ENTRIES PROVIDED:
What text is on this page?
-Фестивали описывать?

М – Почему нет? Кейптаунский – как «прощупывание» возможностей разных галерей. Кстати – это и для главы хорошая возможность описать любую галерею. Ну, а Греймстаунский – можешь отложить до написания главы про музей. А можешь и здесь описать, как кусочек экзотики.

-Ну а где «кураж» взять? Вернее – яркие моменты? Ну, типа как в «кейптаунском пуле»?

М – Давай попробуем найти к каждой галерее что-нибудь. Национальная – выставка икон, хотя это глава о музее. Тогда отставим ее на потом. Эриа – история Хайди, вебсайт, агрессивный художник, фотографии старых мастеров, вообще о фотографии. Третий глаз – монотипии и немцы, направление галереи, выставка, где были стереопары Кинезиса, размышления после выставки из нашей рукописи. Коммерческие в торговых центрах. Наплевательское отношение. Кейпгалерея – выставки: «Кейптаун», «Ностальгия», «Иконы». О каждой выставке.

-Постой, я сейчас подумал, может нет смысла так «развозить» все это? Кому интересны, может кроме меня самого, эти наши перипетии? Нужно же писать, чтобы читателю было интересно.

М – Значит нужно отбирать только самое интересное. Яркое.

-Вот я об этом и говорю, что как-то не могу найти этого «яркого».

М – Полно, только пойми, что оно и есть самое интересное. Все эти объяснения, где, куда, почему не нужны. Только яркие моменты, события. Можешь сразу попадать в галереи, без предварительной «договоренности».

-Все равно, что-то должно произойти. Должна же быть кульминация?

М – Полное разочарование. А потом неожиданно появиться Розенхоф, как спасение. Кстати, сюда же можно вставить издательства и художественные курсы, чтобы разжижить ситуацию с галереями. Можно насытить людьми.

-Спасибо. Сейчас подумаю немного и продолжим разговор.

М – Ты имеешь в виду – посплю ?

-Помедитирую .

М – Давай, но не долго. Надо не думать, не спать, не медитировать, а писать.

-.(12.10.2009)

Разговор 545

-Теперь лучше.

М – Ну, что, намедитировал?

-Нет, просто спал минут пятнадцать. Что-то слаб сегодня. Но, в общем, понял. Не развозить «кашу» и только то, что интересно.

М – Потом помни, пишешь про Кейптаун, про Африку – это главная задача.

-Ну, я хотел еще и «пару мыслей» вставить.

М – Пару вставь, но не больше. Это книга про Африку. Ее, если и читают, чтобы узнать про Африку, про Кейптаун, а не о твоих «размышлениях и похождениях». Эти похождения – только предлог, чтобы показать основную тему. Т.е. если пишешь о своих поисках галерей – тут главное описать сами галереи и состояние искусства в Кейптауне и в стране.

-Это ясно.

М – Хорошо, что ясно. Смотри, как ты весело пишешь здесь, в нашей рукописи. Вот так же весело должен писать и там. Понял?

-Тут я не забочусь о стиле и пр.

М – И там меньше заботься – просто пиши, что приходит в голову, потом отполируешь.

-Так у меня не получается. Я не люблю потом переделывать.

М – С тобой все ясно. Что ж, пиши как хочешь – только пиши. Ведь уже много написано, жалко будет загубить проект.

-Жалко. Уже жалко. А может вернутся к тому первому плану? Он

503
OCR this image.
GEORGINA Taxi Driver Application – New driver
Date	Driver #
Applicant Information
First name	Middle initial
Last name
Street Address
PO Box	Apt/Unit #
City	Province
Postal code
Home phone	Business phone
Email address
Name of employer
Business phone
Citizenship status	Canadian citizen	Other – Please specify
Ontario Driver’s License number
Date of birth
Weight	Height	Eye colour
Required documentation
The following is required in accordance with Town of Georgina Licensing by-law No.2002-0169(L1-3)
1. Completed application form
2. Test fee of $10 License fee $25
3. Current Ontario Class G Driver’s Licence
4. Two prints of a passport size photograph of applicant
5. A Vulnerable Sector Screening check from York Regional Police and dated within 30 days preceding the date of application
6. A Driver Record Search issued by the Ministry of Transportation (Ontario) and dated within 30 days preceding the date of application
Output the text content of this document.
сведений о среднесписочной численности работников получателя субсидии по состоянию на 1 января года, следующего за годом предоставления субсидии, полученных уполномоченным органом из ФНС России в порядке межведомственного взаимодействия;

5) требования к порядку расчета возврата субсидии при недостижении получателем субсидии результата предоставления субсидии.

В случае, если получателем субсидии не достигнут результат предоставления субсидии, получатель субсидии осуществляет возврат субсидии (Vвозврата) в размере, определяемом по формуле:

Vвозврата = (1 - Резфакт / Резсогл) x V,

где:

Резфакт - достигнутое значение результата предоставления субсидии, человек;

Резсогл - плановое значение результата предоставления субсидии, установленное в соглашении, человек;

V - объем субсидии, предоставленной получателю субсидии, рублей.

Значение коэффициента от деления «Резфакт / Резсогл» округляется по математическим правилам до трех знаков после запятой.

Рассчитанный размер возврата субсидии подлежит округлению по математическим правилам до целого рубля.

WORK REQUIRED:
Consider the entries above and return each line with the string "Business".

FINAL ANSWER:
Home phone	Business phone
Business phone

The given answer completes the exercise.